• **DIRECTION**
The records below must be written out exactly, with every picture left behind.
··· DATA TO PROCESS
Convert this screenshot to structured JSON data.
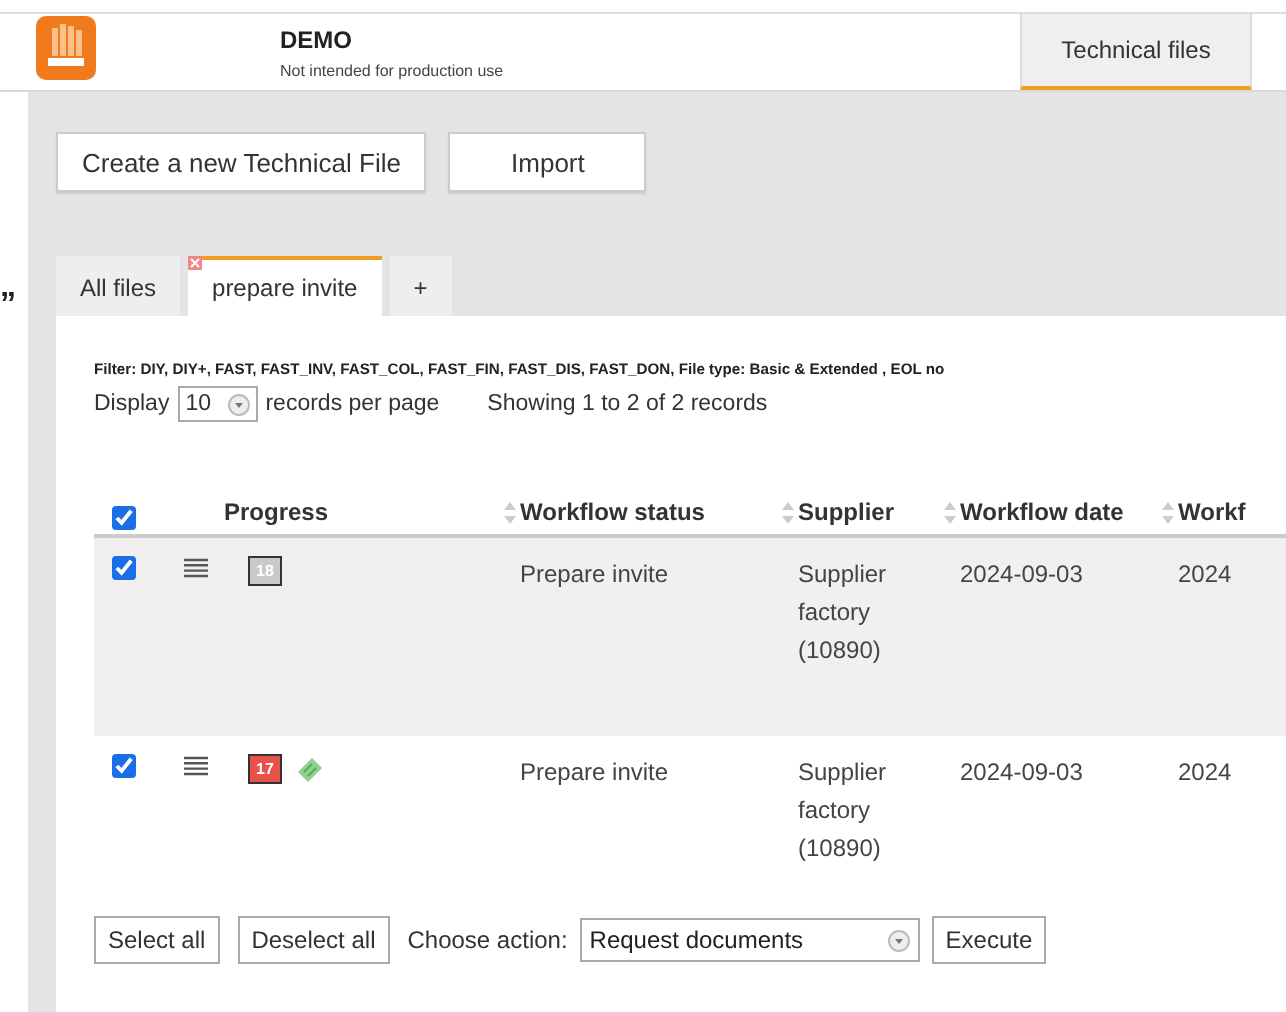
{
  "header": {
    "title": "DEMO",
    "subtitle": "Not intended for production use",
    "nav_tabs": [
      {
        "label": "Technical files",
        "selected": true
      }
    ]
  },
  "stray_mark": "”",
  "actions": [
    "Create a new Technical File",
    "Import"
  ],
  "tabs": [
    {
      "label": "All files",
      "selected": false,
      "closable": false
    },
    {
      "label": "prepare invite",
      "selected": true,
      "closable": true
    },
    {
      "label": "+",
      "selected": false,
      "closable": false
    }
  ],
  "filter": "Filter: DIY, DIY+, FAST, FAST_INV, FAST_COL, FAST_FIN, FAST_DIS, FAST_DON, File type: Basic & Extended , EOL no",
  "display": {
    "label": "Display",
    "value": "10",
    "suffix": "records per page",
    "info": "Showing 1 to 2 of 2 records"
  },
  "table": {
    "select_all_checked": true,
    "columns": [
      {
        "label": "Progress",
        "sortable": true
      },
      {
        "label": "Workflow status",
        "sortable": true
      },
      {
        "label": "Supplier",
        "sortable": true
      },
      {
        "label": "Workflow date",
        "sortable": true
      },
      {
        "label": "Workf",
        "sortable": false
      }
    ],
    "rows": [
      {
        "checked": true,
        "highlighted": true,
        "progress": "18",
        "color": "#c9c9c9",
        "ticket": false,
        "status": "Prepare invite",
        "supplier": "Supplier factory (10890)",
        "date": "2024-09-03",
        "column_5": "2024"
      },
      {
        "checked": true,
        "highlighted": false,
        "progress": "17",
        "color": "#e8504a",
        "ticket": true,
        "status": "Prepare invite",
        "supplier": "Supplier factory (10890)",
        "date": "2024-09-03",
        "column_5": "2024"
      }
    ]
  },
  "footer": {
    "select_all": "Select all",
    "deselect_all": "Deselect all",
    "action_label": "Choose action:",
    "action_value": "Request documents",
    "execute": "Execute"
  }
}
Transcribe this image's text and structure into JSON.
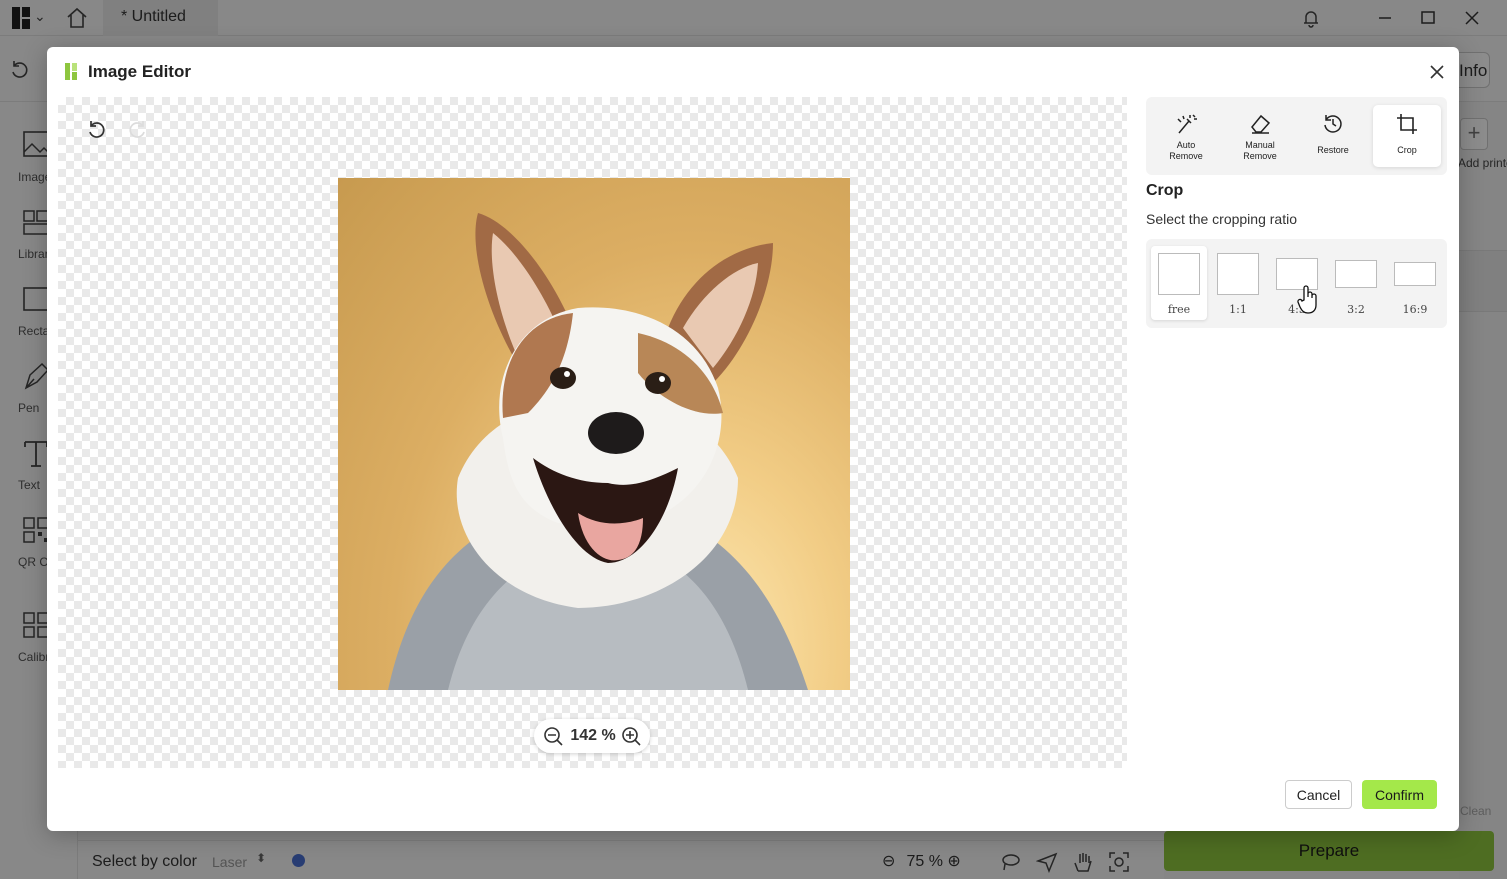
{
  "app": {
    "tab_title": "* Untitled",
    "info_label": "Info",
    "window_controls": [
      "minimize-icon",
      "maximize-icon",
      "close-icon"
    ],
    "left_rail": [
      {
        "label": "Image",
        "icon": "image-icon"
      },
      {
        "label": "Library",
        "icon": "library-icon"
      },
      {
        "label": "Rectangle",
        "icon": "rectangle-icon"
      },
      {
        "label": "Pen",
        "icon": "pen-icon"
      },
      {
        "label": "Text",
        "icon": "text-icon"
      },
      {
        "label": "QR Code",
        "icon": "qr-code-icon"
      },
      {
        "label": "Calibration",
        "icon": "calibration-icon"
      }
    ],
    "add_printer_label": "Add printer",
    "clean_label": "Clean",
    "bottom": {
      "select_by_color": "Select by color",
      "mode": "Laser",
      "color": "#4a6fd1",
      "zoom": "75 %"
    },
    "prepare_label": "Prepare"
  },
  "modal": {
    "title": "Image Editor",
    "tools": [
      {
        "label": "Auto\nRemove",
        "icon": "auto-remove-icon",
        "active": false
      },
      {
        "label": "Manual\nRemove",
        "icon": "eraser-icon",
        "active": false
      },
      {
        "label": "Restore",
        "icon": "restore-icon",
        "active": false
      },
      {
        "label": "Crop",
        "icon": "crop-icon",
        "active": true
      }
    ],
    "crop": {
      "heading": "Crop",
      "description": "Select the cropping ratio",
      "ratios": [
        {
          "label": "free",
          "active": true
        },
        {
          "label": "1:1",
          "active": false
        },
        {
          "label": "4:3",
          "active": false
        },
        {
          "label": "3:2",
          "active": false
        },
        {
          "label": "16:9",
          "active": false
        }
      ]
    },
    "zoom_value": "142 %",
    "cancel_label": "Cancel",
    "confirm_label": "Confirm"
  },
  "colors": {
    "accent": "#a4e84a",
    "prepare": "#8ec63f"
  }
}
······
• **ANSWER TO THE EXERCISE**
Convert this screenshot to structured JSON data.
{
  "header": {
    "title": "DEMO",
    "subtitle": "Not intended for production use",
    "nav_tabs": [
      {
        "label": "Technical files",
        "selected": true
      }
    ]
  },
  "stray_mark": "”",
  "actions": [
    "Create a new Technical File",
    "Import"
  ],
  "tabs": [
    {
      "label": "All files",
      "selected": false,
      "closable": false
    },
    {
      "label": "prepare invite",
      "selected": true,
      "closable": true
    },
    {
      "label": "+",
      "selected": false,
      "closable": false
    }
  ],
  "filter": "Filter: DIY, DIY+, FAST, FAST_INV, FAST_COL, FAST_FIN, FAST_DIS, FAST_DON, File type: Basic & Extended , EOL no",
  "display": {
    "label": "Display",
    "value": "10",
    "suffix": "records per page",
    "info": "Showing 1 to 2 of 2 records"
  },
  "table": {
    "select_all_checked": true,
    "columns": [
      {
        "label": "Progress",
        "sortable": true
      },
      {
        "label": "Workflow status",
        "sortable": true
      },
      {
        "label": "Supplier",
        "sortable": true
      },
      {
        "label": "Workflow date",
        "sortable": true
      },
      {
        "label": "Workf",
        "sortable": false
      }
    ],
    "rows": [
      {
        "checked": true,
        "highlighted": true,
        "progress": "18",
        "color": "#c9c9c9",
        "ticket": false,
        "status": "Prepare invite",
        "supplier": "Supplier factory (10890)",
        "date": "2024-09-03",
        "column_5": "2024"
      },
      {
        "checked": true,
        "highlighted": false,
        "progress": "17",
        "color": "#e8504a",
        "ticket": true,
        "status": "Prepare invite",
        "supplier": "Supplier factory (10890)",
        "date": "2024-09-03",
        "column_5": "2024"
      }
    ]
  },
  "footer": {
    "select_all": "Select all",
    "deselect_all": "Deselect all",
    "action_label": "Choose action:",
    "action_value": "Request documents",
    "execute": "Execute"
  }
}
Transcribe this image's text and structure into JSON.
{
  "app": {
    "tab_title": "* Untitled",
    "info_label": "Info",
    "window_controls": [
      "minimize-icon",
      "maximize-icon",
      "close-icon"
    ],
    "left_rail": [
      {
        "label": "Image",
        "icon": "image-icon"
      },
      {
        "label": "Library",
        "icon": "library-icon"
      },
      {
        "label": "Rectangle",
        "icon": "rectangle-icon"
      },
      {
        "label": "Pen",
        "icon": "pen-icon"
      },
      {
        "label": "Text",
        "icon": "text-icon"
      },
      {
        "label": "QR Code",
        "icon": "qr-code-icon"
      },
      {
        "label": "Calibration",
        "icon": "calibration-icon"
      }
    ],
    "add_printer_label": "Add printer",
    "clean_label": "Clean",
    "bottom": {
      "select_by_color": "Select by color",
      "mode": "Laser",
      "color": "#4a6fd1",
      "zoom": "75 %"
    },
    "prepare_label": "Prepare"
  },
  "modal": {
    "title": "Image Editor",
    "tools": [
      {
        "label": "Auto\nRemove",
        "icon": "auto-remove-icon",
        "active": false
      },
      {
        "label": "Manual\nRemove",
        "icon": "eraser-icon",
        "active": false
      },
      {
        "label": "Restore",
        "icon": "restore-icon",
        "active": false
      },
      {
        "label": "Crop",
        "icon": "crop-icon",
        "active": true
      }
    ],
    "crop": {
      "heading": "Crop",
      "description": "Select the cropping ratio",
      "ratios": [
        {
          "label": "free",
          "active": true
        },
        {
          "label": "1:1",
          "active": false
        },
        {
          "label": "4:3",
          "active": false
        },
        {
          "label": "3:2",
          "active": false
        },
        {
          "label": "16:9",
          "active": false
        }
      ]
    },
    "zoom_value": "142 %",
    "cancel_label": "Cancel",
    "confirm_label": "Confirm"
  },
  "colors": {
    "accent": "#a4e84a",
    "prepare": "#8ec63f"
  }
}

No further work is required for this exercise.